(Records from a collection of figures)
··········
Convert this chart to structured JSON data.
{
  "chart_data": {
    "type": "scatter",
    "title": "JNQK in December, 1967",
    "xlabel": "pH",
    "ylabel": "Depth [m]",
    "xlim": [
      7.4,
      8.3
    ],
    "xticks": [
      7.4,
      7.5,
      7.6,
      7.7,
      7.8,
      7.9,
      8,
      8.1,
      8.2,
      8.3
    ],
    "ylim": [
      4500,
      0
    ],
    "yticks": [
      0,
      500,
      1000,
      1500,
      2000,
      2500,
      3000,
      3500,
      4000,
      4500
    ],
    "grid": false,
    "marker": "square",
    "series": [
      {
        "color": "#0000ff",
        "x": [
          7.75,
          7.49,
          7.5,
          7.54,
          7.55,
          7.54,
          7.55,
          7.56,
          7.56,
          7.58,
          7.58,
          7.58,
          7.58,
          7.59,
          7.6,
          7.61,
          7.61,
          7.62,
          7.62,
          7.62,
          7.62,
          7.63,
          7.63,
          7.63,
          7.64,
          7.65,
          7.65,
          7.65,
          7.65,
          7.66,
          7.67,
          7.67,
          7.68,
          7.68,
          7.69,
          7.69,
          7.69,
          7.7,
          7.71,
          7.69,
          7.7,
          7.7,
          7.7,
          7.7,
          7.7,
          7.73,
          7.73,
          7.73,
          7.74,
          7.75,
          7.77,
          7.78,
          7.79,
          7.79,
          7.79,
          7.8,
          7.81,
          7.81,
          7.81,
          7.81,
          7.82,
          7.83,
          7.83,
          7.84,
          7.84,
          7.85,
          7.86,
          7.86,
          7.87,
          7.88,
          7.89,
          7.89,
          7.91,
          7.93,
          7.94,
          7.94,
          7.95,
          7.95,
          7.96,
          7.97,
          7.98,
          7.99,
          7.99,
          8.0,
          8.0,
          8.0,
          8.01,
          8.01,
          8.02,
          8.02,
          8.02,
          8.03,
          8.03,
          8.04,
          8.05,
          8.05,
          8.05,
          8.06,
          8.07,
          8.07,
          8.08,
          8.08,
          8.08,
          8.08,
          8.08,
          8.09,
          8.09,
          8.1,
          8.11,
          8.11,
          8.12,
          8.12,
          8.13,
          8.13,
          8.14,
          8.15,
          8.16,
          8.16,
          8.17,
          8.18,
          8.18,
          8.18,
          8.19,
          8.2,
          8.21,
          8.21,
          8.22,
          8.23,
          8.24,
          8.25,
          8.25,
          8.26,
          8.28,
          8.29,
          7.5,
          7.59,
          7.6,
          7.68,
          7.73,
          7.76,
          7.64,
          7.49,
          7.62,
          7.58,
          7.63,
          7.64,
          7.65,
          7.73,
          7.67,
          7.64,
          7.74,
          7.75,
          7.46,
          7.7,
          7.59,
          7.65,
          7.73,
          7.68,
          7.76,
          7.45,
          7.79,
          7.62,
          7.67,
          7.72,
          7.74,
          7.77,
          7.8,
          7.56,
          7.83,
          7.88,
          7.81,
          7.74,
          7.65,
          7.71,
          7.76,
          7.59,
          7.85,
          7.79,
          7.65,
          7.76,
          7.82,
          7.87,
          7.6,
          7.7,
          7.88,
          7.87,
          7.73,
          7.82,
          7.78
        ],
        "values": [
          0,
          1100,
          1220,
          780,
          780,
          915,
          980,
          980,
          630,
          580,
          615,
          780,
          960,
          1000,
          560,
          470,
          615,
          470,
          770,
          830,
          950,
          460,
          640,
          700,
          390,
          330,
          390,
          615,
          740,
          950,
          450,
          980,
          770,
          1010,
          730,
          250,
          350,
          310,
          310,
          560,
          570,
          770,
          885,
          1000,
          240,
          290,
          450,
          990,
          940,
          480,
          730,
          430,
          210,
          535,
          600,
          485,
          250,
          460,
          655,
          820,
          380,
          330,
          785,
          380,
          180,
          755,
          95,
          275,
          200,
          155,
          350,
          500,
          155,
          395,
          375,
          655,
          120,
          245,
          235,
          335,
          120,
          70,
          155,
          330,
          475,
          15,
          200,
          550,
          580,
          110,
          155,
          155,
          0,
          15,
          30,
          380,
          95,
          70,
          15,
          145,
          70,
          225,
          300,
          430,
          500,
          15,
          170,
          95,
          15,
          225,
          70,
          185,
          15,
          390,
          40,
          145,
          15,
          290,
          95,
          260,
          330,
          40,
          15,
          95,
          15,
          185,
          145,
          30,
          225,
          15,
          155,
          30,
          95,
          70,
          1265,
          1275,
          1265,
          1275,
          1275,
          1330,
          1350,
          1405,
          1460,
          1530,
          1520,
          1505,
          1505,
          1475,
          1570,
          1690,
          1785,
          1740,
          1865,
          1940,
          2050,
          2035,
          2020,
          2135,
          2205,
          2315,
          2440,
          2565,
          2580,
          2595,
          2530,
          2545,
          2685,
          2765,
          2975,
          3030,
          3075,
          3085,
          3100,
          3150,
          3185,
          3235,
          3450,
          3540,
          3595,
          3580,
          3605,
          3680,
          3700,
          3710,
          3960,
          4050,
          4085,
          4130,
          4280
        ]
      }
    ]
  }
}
··········
◆ TASK DESCRIPTION
All of the entries should be written out again exactly.

◆ SOLUTION FOR THIS TASK
Convert this chart to structured JSON data.
{
  "chart_data": {
    "type": "scatter",
    "title": "JNQK in December, 1967",
    "xlabel": "pH",
    "ylabel": "Depth [m]",
    "xlim": [
      7.4,
      8.3
    ],
    "xticks": [
      7.4,
      7.5,
      7.6,
      7.7,
      7.8,
      7.9,
      8,
      8.1,
      8.2,
      8.3
    ],
    "ylim": [
      4500,
      0
    ],
    "yticks": [
      0,
      500,
      1000,
      1500,
      2000,
      2500,
      3000,
      3500,
      4000,
      4500
    ],
    "grid": false,
    "marker": "square",
    "series": [
      {
        "color": "#0000ff",
        "x": [
          7.75,
          7.49,
          7.5,
          7.54,
          7.55,
          7.54,
          7.55,
          7.56,
          7.56,
          7.58,
          7.58,
          7.58,
          7.58,
          7.59,
          7.6,
          7.61,
          7.61,
          7.62,
          7.62,
          7.62,
          7.62,
          7.63,
          7.63,
          7.63,
          7.64,
          7.65,
          7.65,
          7.65,
          7.65,
          7.66,
          7.67,
          7.67,
          7.68,
          7.68,
          7.69,
          7.69,
          7.69,
          7.7,
          7.71,
          7.69,
          7.7,
          7.7,
          7.7,
          7.7,
          7.7,
          7.73,
          7.73,
          7.73,
          7.74,
          7.75,
          7.77,
          7.78,
          7.79,
          7.79,
          7.79,
          7.8,
          7.81,
          7.81,
          7.81,
          7.81,
          7.82,
          7.83,
          7.83,
          7.84,
          7.84,
          7.85,
          7.86,
          7.86,
          7.87,
          7.88,
          7.89,
          7.89,
          7.91,
          7.93,
          7.94,
          7.94,
          7.95,
          7.95,
          7.96,
          7.97,
          7.98,
          7.99,
          7.99,
          8.0,
          8.0,
          8.0,
          8.01,
          8.01,
          8.02,
          8.02,
          8.02,
          8.03,
          8.03,
          8.04,
          8.05,
          8.05,
          8.05,
          8.06,
          8.07,
          8.07,
          8.08,
          8.08,
          8.08,
          8.08,
          8.08,
          8.09,
          8.09,
          8.1,
          8.11,
          8.11,
          8.12,
          8.12,
          8.13,
          8.13,
          8.14,
          8.15,
          8.16,
          8.16,
          8.17,
          8.18,
          8.18,
          8.18,
          8.19,
          8.2,
          8.21,
          8.21,
          8.22,
          8.23,
          8.24,
          8.25,
          8.25,
          8.26,
          8.28,
          8.29,
          7.5,
          7.59,
          7.6,
          7.68,
          7.73,
          7.76,
          7.64,
          7.49,
          7.62,
          7.58,
          7.63,
          7.64,
          7.65,
          7.73,
          7.67,
          7.64,
          7.74,
          7.75,
          7.46,
          7.7,
          7.59,
          7.65,
          7.73,
          7.68,
          7.76,
          7.45,
          7.79,
          7.62,
          7.67,
          7.72,
          7.74,
          7.77,
          7.8,
          7.56,
          7.83,
          7.88,
          7.81,
          7.74,
          7.65,
          7.71,
          7.76,
          7.59,
          7.85,
          7.79,
          7.65,
          7.76,
          7.82,
          7.87,
          7.6,
          7.7,
          7.88,
          7.87,
          7.73,
          7.82,
          7.78
        ],
        "values": [
          0,
          1100,
          1220,
          780,
          780,
          915,
          980,
          980,
          630,
          580,
          615,
          780,
          960,
          1000,
          560,
          470,
          615,
          470,
          770,
          830,
          950,
          460,
          640,
          700,
          390,
          330,
          390,
          615,
          740,
          950,
          450,
          980,
          770,
          1010,
          730,
          250,
          350,
          310,
          310,
          560,
          570,
          770,
          885,
          1000,
          240,
          290,
          450,
          990,
          940,
          480,
          730,
          430,
          210,
          535,
          600,
          485,
          250,
          460,
          655,
          820,
          380,
          330,
          785,
          380,
          180,
          755,
          95,
          275,
          200,
          155,
          350,
          500,
          155,
          395,
          375,
          655,
          120,
          245,
          235,
          335,
          120,
          70,
          155,
          330,
          475,
          15,
          200,
          550,
          580,
          110,
          155,
          155,
          0,
          15,
          30,
          380,
          95,
          70,
          15,
          145,
          70,
          225,
          300,
          430,
          500,
          15,
          170,
          95,
          15,
          225,
          70,
          185,
          15,
          390,
          40,
          145,
          15,
          290,
          95,
          260,
          330,
          40,
          15,
          95,
          15,
          185,
          145,
          30,
          225,
          15,
          155,
          30,
          95,
          70,
          1265,
          1275,
          1265,
          1275,
          1275,
          1330,
          1350,
          1405,
          1460,
          1530,
          1520,
          1505,
          1505,
          1475,
          1570,
          1690,
          1785,
          1740,
          1865,
          1940,
          2050,
          2035,
          2020,
          2135,
          2205,
          2315,
          2440,
          2565,
          2580,
          2595,
          2530,
          2545,
          2685,
          2765,
          2975,
          3030,
          3075,
          3085,
          3100,
          3150,
          3185,
          3235,
          3450,
          3540,
          3595,
          3580,
          3605,
          3680,
          3700,
          3710,
          3960,
          4050,
          4085,
          4130,
          4280
        ]
      }
    ]
  }
}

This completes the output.